BRIEF
Which lines in the listing below contain "title"? Copy each of them.

RECORD EXCERPTS
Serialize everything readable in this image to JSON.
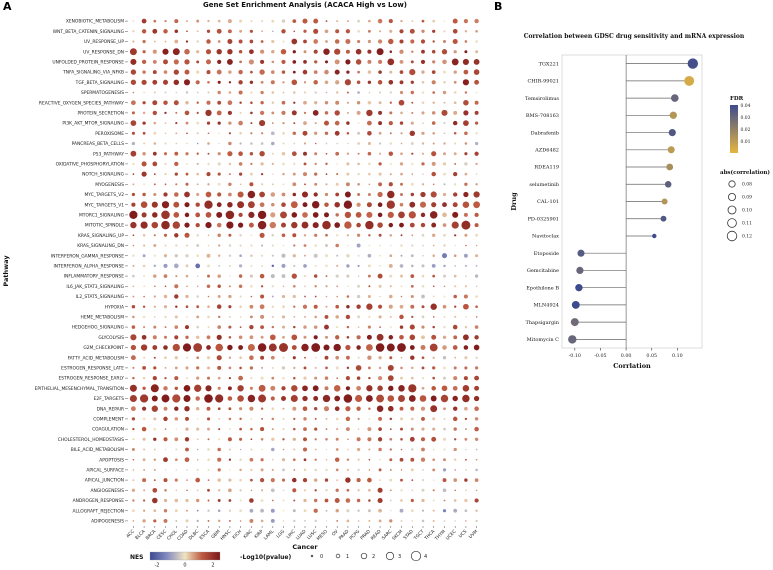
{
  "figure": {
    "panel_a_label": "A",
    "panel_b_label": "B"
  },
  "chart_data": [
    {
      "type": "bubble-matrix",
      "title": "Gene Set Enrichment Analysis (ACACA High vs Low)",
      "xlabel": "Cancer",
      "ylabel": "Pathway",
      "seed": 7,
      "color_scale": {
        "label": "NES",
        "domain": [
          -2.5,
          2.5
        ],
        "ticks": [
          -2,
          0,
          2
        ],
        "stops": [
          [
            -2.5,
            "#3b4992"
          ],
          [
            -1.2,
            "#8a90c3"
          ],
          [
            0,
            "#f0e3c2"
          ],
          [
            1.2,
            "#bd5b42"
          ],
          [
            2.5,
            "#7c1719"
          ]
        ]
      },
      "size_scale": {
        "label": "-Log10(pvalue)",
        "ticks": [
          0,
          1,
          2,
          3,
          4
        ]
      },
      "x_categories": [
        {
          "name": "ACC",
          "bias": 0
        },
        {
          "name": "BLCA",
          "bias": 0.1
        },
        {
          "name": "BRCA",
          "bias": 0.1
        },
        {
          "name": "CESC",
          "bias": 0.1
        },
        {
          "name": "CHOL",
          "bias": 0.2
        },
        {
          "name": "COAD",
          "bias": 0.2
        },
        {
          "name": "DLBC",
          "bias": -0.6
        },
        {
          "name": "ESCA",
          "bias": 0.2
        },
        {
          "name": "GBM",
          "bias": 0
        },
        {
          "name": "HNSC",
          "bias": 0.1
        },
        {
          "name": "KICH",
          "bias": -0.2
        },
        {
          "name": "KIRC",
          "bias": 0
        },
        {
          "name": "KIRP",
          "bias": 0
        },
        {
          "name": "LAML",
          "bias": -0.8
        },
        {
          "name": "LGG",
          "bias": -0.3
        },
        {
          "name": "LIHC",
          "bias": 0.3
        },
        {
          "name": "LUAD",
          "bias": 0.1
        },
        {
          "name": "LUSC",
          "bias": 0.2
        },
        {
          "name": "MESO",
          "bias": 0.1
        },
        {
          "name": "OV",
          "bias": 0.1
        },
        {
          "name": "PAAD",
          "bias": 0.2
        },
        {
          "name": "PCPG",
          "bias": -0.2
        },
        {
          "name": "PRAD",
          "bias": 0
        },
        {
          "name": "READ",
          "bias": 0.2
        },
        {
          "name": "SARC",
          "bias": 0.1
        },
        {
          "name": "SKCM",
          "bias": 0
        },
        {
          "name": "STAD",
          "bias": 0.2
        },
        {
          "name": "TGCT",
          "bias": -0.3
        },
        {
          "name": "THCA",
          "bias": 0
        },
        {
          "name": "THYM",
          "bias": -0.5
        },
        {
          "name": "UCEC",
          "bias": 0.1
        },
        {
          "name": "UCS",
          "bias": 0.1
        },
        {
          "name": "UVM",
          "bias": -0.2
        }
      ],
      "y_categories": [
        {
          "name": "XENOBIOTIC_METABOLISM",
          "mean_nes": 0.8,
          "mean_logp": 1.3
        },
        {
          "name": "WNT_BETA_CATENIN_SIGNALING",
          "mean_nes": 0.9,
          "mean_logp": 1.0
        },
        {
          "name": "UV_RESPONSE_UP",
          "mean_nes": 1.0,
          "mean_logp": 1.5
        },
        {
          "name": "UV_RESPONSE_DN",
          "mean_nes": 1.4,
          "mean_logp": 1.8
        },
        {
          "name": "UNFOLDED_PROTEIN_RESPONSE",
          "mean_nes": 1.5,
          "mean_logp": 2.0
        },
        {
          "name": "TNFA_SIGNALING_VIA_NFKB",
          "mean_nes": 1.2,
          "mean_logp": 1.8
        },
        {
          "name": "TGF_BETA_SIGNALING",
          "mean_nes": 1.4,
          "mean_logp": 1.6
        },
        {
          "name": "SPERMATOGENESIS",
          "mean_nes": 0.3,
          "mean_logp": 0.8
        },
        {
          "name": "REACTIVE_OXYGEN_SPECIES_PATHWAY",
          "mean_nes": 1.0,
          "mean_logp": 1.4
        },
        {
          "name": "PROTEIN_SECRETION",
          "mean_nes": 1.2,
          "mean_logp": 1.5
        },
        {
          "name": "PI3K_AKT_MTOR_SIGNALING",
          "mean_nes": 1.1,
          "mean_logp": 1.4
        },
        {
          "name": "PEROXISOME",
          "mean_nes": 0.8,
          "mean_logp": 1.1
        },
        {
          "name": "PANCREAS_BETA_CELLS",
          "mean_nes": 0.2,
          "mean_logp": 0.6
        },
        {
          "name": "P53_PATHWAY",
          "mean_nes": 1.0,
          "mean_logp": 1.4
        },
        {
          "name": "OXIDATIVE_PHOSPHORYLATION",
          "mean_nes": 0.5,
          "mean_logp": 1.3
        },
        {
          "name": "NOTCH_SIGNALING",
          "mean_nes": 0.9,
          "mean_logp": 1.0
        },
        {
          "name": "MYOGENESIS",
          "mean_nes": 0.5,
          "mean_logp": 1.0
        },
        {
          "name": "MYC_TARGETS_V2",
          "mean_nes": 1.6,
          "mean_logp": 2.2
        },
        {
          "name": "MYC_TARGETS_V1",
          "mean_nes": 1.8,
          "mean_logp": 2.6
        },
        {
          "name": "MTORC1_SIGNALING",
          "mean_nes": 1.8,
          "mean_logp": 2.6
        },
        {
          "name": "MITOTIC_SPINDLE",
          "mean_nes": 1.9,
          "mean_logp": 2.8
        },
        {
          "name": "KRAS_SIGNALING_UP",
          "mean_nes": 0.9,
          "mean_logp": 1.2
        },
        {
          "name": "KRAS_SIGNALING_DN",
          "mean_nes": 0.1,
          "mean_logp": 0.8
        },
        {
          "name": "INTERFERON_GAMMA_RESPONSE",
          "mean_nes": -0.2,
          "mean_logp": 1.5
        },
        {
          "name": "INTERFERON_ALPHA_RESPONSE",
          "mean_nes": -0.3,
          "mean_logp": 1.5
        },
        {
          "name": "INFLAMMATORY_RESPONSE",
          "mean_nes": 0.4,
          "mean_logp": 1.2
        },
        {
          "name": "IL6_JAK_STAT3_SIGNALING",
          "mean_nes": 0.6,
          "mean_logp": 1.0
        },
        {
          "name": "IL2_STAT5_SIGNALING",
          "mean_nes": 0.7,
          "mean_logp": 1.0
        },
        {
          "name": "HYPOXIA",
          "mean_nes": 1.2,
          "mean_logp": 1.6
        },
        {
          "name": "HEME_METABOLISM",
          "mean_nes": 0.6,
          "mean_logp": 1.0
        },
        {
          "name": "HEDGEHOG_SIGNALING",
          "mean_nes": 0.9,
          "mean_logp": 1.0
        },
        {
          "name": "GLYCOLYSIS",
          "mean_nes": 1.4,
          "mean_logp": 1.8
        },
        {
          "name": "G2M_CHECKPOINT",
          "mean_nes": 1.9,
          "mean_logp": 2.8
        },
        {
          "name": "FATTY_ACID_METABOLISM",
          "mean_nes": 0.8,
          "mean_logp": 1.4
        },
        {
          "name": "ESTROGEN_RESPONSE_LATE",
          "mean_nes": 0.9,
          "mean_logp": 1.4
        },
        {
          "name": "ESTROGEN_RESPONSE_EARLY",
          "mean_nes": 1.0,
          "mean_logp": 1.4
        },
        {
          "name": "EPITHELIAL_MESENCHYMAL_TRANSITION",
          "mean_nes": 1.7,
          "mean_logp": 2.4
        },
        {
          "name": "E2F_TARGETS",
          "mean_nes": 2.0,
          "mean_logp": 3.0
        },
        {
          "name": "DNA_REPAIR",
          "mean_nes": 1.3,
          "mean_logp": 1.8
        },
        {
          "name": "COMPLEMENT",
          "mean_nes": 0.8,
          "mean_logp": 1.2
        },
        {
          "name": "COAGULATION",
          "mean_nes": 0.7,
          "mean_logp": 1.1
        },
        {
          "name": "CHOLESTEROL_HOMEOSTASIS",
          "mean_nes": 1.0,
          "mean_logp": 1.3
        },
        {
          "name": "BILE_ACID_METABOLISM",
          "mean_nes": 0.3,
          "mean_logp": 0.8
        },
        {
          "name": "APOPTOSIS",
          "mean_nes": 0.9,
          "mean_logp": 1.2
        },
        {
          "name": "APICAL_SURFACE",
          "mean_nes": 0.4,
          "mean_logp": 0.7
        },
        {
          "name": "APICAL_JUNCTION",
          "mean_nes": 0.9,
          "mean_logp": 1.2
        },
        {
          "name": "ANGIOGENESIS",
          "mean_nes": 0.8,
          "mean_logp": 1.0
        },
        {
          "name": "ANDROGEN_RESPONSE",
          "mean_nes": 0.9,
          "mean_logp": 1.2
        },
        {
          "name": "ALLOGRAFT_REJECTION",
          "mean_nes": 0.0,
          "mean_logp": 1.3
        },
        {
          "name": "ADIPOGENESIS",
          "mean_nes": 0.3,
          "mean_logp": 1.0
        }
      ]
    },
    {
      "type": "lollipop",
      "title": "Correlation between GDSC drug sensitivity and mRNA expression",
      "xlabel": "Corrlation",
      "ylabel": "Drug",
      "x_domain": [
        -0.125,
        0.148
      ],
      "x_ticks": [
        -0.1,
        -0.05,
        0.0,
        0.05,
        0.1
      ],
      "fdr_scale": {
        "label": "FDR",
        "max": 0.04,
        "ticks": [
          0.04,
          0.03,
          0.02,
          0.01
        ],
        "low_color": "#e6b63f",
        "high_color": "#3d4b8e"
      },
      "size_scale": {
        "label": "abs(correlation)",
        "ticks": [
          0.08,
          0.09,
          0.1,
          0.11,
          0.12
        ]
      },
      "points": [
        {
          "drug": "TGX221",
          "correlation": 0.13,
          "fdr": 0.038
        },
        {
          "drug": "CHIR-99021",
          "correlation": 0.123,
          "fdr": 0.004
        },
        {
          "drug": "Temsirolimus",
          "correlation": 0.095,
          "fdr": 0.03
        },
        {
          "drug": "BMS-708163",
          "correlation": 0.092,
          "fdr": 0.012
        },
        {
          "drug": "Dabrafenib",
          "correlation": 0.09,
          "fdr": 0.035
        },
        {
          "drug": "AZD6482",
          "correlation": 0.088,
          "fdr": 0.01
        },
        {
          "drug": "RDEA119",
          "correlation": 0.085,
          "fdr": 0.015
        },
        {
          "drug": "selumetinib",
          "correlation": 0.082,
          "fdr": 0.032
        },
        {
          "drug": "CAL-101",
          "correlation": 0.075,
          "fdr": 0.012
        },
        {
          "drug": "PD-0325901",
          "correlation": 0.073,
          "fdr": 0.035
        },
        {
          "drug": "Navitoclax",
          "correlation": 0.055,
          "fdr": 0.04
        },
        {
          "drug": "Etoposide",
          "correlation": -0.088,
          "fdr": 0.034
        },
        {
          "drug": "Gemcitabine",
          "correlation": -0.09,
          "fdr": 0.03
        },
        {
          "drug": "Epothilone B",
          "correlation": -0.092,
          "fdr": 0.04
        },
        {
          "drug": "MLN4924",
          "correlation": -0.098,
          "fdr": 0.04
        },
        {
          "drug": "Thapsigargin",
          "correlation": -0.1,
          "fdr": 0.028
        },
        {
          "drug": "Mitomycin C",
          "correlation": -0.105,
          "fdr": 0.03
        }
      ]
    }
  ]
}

REPLY
      "title": "Gene Set Enrichment Analysis (ACACA High vs Low)",
      "title": "Correlation between GDSC drug sensitivity and mRNA expression",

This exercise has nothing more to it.